**What is asked:** For this exercise, copy out each line of the material below that includes "time".

**Available data:**

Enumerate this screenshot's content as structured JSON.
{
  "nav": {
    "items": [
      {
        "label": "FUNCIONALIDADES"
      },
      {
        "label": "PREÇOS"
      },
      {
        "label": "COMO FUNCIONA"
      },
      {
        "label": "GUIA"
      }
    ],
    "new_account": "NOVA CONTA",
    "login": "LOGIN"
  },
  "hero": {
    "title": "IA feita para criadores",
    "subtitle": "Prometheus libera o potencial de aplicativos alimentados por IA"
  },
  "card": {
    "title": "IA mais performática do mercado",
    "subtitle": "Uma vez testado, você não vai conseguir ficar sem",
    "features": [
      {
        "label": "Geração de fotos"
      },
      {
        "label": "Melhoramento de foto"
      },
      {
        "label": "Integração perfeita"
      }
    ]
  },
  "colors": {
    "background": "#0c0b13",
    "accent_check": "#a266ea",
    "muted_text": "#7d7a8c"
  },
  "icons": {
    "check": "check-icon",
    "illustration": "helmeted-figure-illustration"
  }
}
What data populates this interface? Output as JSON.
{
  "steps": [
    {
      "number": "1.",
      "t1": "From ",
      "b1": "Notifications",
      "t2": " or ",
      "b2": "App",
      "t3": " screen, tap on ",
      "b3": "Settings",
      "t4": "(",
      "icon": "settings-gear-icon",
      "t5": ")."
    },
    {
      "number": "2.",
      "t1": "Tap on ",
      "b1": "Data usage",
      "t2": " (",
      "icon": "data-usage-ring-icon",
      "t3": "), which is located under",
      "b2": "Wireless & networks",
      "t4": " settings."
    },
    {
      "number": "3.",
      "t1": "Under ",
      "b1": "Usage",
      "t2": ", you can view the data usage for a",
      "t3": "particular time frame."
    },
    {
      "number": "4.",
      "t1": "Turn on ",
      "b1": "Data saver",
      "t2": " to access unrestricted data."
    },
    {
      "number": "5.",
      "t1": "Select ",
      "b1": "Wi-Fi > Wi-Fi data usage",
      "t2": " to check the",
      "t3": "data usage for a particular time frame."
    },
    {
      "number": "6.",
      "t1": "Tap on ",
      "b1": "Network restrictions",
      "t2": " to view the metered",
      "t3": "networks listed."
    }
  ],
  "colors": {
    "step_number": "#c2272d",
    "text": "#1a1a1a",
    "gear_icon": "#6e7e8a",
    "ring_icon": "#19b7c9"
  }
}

**Written response:**
      "t3": "particular time frame."
      "t3": "data usage for a particular time frame."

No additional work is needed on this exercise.